◆ **Exercise data**:
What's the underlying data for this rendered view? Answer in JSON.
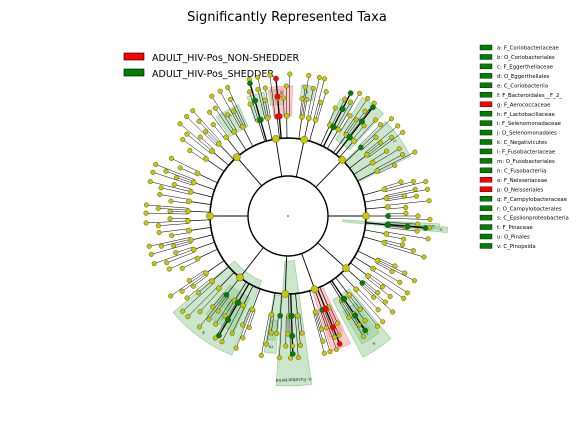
{
  "title": "Significantly Represented Taxa",
  "colors": {
    "non_shedder": "#ff0000",
    "shedder": "#008000",
    "node": "#c8c800",
    "edge": "#000000",
    "non_shedder_shade": "#ff8c8c",
    "shedder_shade": "#8cc98c"
  },
  "legend": [
    {
      "label": "ADULT_HIV-Pos_NON-SHEDDER",
      "color": "#ff0000"
    },
    {
      "label": "ADULT_HIV-Pos_SHEDDER",
      "color": "#008000"
    }
  ],
  "taxa_key": [
    {
      "text": "a: F_Coriobacteriaceae",
      "color": "#008000"
    },
    {
      "text": "b: O_Coriobacteriales",
      "color": "#008000"
    },
    {
      "text": "c: F_Eggerthellaceae",
      "color": "#008000"
    },
    {
      "text": "d: O_Eggerthellales",
      "color": "#008000"
    },
    {
      "text": "e: C_Coriobacteriia",
      "color": "#008000"
    },
    {
      "text": "f: F_Bacteroidales__F_2_",
      "color": "#008000"
    },
    {
      "text": "g: F_Aerococcaceae",
      "color": "#ff0000"
    },
    {
      "text": "h: F_Lactobacillaceae",
      "color": "#008000"
    },
    {
      "text": "i: F_Selenomonadaceae",
      "color": "#008000"
    },
    {
      "text": "j: O_Selenomonadales",
      "color": "#008000"
    },
    {
      "text": "k: C_Negativicutes",
      "color": "#008000"
    },
    {
      "text": "l: F_Fusobacteriaceae",
      "color": "#008000"
    },
    {
      "text": "m: O_Fusobacteriales",
      "color": "#008000"
    },
    {
      "text": "n: C_Fusobacteriia",
      "color": "#008000"
    },
    {
      "text": "o: F_Neisseriaceae",
      "color": "#ff0000"
    },
    {
      "text": "p: O_Neisseriales",
      "color": "#ff0000"
    },
    {
      "text": "q: F_Campylobacteraceae",
      "color": "#008000"
    },
    {
      "text": "r: O_Campylobacterales",
      "color": "#008000"
    },
    {
      "text": "s: C_Epsilonproteobacteria",
      "color": "#008000"
    },
    {
      "text": "t: F_Pinaceae",
      "color": "#008000"
    },
    {
      "text": "u: O_Pinales",
      "color": "#008000"
    },
    {
      "text": "v: C_Pinopsida",
      "color": "#008000"
    }
  ],
  "sectors": [
    {
      "label": "e",
      "group": "shedder"
    },
    {
      "label": "d",
      "group": "shedder"
    },
    {
      "label": "c",
      "group": "shedder"
    },
    {
      "label": "b",
      "group": "shedder"
    },
    {
      "label": "a",
      "group": "shedder"
    },
    {
      "label": "f",
      "group": "shedder"
    },
    {
      "label": "v",
      "group": "shedder"
    },
    {
      "label": "u",
      "group": "shedder"
    },
    {
      "label": "t",
      "group": "shedder"
    },
    {
      "label": "s",
      "group": "shedder"
    },
    {
      "label": "r",
      "group": "shedder"
    },
    {
      "label": "q",
      "group": "shedder"
    },
    {
      "label": "p",
      "group": "non_shedder"
    },
    {
      "label": "o",
      "group": "non_shedder"
    },
    {
      "label": "n: Fusobacteriia",
      "group": "shedder"
    },
    {
      "label": "m",
      "group": "shedder"
    },
    {
      "label": "l",
      "group": "shedder"
    },
    {
      "label": "k",
      "group": "shedder"
    },
    {
      "label": "j",
      "group": "shedder"
    },
    {
      "label": "i",
      "group": "shedder"
    },
    {
      "label": "h",
      "group": "shedder"
    },
    {
      "label": "g",
      "group": "non_shedder"
    }
  ]
}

◆ **About this task**:
Reproduce all of the entries exactly as they appear, though any picture they include must be omitted.

◆ **Written reply**:
What's the underlying data for this rendered view? Answer in JSON.
{
  "title": "Significantly Represented Taxa",
  "colors": {
    "non_shedder": "#ff0000",
    "shedder": "#008000",
    "node": "#c8c800",
    "edge": "#000000",
    "non_shedder_shade": "#ff8c8c",
    "shedder_shade": "#8cc98c"
  },
  "legend": [
    {
      "label": "ADULT_HIV-Pos_NON-SHEDDER",
      "color": "#ff0000"
    },
    {
      "label": "ADULT_HIV-Pos_SHEDDER",
      "color": "#008000"
    }
  ],
  "taxa_key": [
    {
      "text": "a: F_Coriobacteriaceae",
      "color": "#008000"
    },
    {
      "text": "b: O_Coriobacteriales",
      "color": "#008000"
    },
    {
      "text": "c: F_Eggerthellaceae",
      "color": "#008000"
    },
    {
      "text": "d: O_Eggerthellales",
      "color": "#008000"
    },
    {
      "text": "e: C_Coriobacteriia",
      "color": "#008000"
    },
    {
      "text": "f: F_Bacteroidales__F_2_",
      "color": "#008000"
    },
    {
      "text": "g: F_Aerococcaceae",
      "color": "#ff0000"
    },
    {
      "text": "h: F_Lactobacillaceae",
      "color": "#008000"
    },
    {
      "text": "i: F_Selenomonadaceae",
      "color": "#008000"
    },
    {
      "text": "j: O_Selenomonadales",
      "color": "#008000"
    },
    {
      "text": "k: C_Negativicutes",
      "color": "#008000"
    },
    {
      "text": "l: F_Fusobacteriaceae",
      "color": "#008000"
    },
    {
      "text": "m: O_Fusobacteriales",
      "color": "#008000"
    },
    {
      "text": "n: C_Fusobacteriia",
      "color": "#008000"
    },
    {
      "text": "o: F_Neisseriaceae",
      "color": "#ff0000"
    },
    {
      "text": "p: O_Neisseriales",
      "color": "#ff0000"
    },
    {
      "text": "q: F_Campylobacteraceae",
      "color": "#008000"
    },
    {
      "text": "r: O_Campylobacterales",
      "color": "#008000"
    },
    {
      "text": "s: C_Epsilonproteobacteria",
      "color": "#008000"
    },
    {
      "text": "t: F_Pinaceae",
      "color": "#008000"
    },
    {
      "text": "u: O_Pinales",
      "color": "#008000"
    },
    {
      "text": "v: C_Pinopsida",
      "color": "#008000"
    }
  ],
  "sectors": [
    {
      "label": "e",
      "group": "shedder"
    },
    {
      "label": "d",
      "group": "shedder"
    },
    {
      "label": "c",
      "group": "shedder"
    },
    {
      "label": "b",
      "group": "shedder"
    },
    {
      "label": "a",
      "group": "shedder"
    },
    {
      "label": "f",
      "group": "shedder"
    },
    {
      "label": "v",
      "group": "shedder"
    },
    {
      "label": "u",
      "group": "shedder"
    },
    {
      "label": "t",
      "group": "shedder"
    },
    {
      "label": "s",
      "group": "shedder"
    },
    {
      "label": "r",
      "group": "shedder"
    },
    {
      "label": "q",
      "group": "shedder"
    },
    {
      "label": "p",
      "group": "non_shedder"
    },
    {
      "label": "o",
      "group": "non_shedder"
    },
    {
      "label": "n: Fusobacteriia",
      "group": "shedder"
    },
    {
      "label": "m",
      "group": "shedder"
    },
    {
      "label": "l",
      "group": "shedder"
    },
    {
      "label": "k",
      "group": "shedder"
    },
    {
      "label": "j",
      "group": "shedder"
    },
    {
      "label": "i",
      "group": "shedder"
    },
    {
      "label": "h",
      "group": "shedder"
    },
    {
      "label": "g",
      "group": "non_shedder"
    }
  ]
}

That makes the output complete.